**Records:**
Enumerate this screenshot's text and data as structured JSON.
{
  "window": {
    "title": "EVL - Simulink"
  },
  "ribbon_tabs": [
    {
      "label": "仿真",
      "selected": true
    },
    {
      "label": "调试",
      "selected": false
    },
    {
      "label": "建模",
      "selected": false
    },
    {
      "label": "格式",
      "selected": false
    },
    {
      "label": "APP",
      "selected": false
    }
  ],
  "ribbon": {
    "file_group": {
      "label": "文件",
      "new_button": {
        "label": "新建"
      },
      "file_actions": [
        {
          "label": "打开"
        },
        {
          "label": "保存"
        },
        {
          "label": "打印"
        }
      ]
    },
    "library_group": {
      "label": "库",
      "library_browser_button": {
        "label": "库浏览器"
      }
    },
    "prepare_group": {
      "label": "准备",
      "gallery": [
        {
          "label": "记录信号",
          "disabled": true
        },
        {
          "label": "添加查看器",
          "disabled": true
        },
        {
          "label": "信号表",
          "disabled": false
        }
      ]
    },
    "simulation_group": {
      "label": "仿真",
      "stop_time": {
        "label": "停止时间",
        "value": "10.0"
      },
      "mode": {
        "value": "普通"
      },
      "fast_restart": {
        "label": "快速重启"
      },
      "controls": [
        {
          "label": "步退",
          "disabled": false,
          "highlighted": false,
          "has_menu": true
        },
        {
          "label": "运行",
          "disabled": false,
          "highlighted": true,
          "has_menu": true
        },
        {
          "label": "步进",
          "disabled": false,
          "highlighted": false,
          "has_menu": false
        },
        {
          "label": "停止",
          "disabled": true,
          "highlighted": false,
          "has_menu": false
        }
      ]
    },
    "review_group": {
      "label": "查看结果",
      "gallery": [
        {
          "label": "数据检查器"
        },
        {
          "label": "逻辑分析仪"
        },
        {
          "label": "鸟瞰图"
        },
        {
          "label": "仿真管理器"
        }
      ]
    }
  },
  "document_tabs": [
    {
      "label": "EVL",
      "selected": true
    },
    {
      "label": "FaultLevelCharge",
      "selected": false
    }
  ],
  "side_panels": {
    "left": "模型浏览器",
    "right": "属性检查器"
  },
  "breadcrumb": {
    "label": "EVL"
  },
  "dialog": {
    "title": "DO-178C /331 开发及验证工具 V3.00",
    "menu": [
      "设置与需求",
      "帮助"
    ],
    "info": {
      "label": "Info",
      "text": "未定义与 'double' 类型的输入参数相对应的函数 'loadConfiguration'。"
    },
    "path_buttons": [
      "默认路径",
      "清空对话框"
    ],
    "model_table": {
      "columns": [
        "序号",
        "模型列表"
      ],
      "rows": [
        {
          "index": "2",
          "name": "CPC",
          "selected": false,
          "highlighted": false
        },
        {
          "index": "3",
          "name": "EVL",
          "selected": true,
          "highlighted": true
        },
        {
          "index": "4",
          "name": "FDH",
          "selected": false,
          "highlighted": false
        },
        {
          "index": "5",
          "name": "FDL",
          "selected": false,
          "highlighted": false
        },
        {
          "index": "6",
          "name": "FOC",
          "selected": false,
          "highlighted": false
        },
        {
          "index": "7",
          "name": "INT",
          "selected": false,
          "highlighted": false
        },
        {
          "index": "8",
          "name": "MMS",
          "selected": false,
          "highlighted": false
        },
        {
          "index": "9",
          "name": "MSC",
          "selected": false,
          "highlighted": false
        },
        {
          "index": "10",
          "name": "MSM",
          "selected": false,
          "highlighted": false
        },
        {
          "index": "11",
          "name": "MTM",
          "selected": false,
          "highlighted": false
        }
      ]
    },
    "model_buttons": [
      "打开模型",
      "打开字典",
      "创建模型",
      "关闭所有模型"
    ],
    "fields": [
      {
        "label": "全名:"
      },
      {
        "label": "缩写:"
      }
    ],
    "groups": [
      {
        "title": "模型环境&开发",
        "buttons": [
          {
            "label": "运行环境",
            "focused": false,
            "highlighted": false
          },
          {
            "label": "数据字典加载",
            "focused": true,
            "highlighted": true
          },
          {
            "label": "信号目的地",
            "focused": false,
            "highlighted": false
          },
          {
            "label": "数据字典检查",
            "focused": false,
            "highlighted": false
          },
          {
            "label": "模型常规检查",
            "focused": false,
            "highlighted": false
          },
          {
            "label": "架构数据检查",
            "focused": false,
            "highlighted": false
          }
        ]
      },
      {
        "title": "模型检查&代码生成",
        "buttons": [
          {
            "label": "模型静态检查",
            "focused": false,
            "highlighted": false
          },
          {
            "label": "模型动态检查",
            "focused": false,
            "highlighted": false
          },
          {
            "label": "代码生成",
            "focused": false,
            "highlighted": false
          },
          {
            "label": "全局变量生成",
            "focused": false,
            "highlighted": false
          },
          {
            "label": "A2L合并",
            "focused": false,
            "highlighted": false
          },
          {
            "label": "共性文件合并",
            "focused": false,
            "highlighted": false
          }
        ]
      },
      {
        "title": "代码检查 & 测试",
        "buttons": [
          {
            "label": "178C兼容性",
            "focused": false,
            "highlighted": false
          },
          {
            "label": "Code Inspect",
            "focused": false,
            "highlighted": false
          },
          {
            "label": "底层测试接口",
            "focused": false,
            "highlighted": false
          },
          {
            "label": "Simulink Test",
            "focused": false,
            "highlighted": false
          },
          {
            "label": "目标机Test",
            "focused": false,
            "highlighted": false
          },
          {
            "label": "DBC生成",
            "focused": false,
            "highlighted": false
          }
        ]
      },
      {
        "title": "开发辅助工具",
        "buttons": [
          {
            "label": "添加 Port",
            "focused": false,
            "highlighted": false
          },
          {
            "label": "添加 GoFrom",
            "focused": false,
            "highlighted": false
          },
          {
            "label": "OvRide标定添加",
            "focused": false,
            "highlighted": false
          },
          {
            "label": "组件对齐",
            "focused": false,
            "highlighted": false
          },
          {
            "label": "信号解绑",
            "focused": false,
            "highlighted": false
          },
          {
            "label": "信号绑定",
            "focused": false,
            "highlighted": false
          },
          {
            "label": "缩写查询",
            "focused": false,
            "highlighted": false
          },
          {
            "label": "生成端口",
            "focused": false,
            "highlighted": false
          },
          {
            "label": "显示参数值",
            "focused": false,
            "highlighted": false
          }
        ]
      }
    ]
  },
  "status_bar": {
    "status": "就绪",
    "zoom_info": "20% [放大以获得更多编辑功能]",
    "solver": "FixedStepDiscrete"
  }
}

**Task description:** Count the lines above that contain the word "index", and reply with only that number.

**Exercise solution:** 10